• [WRITTEN PROBLEM]: Find each line with the word "学会做人" and copy it.
═══
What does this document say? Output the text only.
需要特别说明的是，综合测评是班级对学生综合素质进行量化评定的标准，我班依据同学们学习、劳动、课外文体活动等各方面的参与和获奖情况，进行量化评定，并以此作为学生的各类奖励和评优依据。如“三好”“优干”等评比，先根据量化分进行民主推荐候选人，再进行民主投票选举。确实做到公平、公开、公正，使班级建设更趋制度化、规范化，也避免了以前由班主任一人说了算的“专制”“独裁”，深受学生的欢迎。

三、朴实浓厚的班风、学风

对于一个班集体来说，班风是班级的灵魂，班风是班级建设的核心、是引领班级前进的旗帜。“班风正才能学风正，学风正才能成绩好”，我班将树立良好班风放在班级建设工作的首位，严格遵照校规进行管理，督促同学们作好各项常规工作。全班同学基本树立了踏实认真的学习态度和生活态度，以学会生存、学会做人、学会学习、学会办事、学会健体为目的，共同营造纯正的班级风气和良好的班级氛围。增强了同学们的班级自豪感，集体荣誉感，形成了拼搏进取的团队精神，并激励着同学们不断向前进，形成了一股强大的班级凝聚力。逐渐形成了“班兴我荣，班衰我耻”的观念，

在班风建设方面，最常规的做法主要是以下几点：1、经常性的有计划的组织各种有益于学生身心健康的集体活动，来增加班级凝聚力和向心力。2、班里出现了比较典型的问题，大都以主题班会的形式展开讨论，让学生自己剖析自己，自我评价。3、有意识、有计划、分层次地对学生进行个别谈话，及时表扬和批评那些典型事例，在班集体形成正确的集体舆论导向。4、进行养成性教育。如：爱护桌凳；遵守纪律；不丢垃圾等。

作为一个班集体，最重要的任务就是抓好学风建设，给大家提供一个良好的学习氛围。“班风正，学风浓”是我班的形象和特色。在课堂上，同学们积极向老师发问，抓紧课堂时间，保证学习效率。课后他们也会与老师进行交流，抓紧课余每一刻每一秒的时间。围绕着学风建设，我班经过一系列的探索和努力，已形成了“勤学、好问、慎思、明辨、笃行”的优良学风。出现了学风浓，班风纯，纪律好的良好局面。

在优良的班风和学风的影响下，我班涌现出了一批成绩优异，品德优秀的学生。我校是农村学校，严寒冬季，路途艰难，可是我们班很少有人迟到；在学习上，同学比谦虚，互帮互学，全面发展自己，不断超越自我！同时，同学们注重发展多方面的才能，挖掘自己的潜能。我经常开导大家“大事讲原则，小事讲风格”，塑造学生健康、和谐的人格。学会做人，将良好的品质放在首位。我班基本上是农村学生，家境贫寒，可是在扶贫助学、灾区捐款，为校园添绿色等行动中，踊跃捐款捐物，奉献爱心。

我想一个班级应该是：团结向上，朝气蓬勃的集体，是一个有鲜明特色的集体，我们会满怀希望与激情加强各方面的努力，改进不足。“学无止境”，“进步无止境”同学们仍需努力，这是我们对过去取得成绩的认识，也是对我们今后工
═══
• [EXPECTED ANSWER]:
对于一个班集体来说，班风是班级的灵魂，班风是班级建设的核心、是引领班级前进的旗帜。“班风正才能学风正，学风正才能成绩好”，我班将树立良好班风放在班级建设工作的首位，严格遵照校规进行管理，督促同学们作好各项常规工作。全班同学基本树立了踏实认真的学习态度和生活态度，以学会生存、学会做人、学会学习、学会办事、学会健体为目的，共同营造纯正的班级风气和良好的班级氛围。增强了同学们的班级自豪感，集体荣誉感，形成了拼搏进取的团队精神，并激励着同学们不断向前进，形成了一股强大的班级凝聚力。逐渐形成了“班兴我荣，班衰我耻”的观念，
在优良的班风和学风的影响下，我班涌现出了一批成绩优异，品德优秀的学生。我校是农村学校，严寒冬季，路途艰难，可是我们班很少有人迟到；在学习上，同学比谦虚，互帮互学，全面发展自己，不断超越自我！同时，同学们注重发展多方面的才能，挖掘自己的潜能。我经常开导大家“大事讲原则，小事讲风格”，塑造学生健康、和谐的人格。学会做人，将良好的品质放在首位。我班基本上是农村学生，家境贫寒，可是在扶贫助学、灾区捐款，为校园添绿色等行动中，踊跃捐款捐物，奉献爱心。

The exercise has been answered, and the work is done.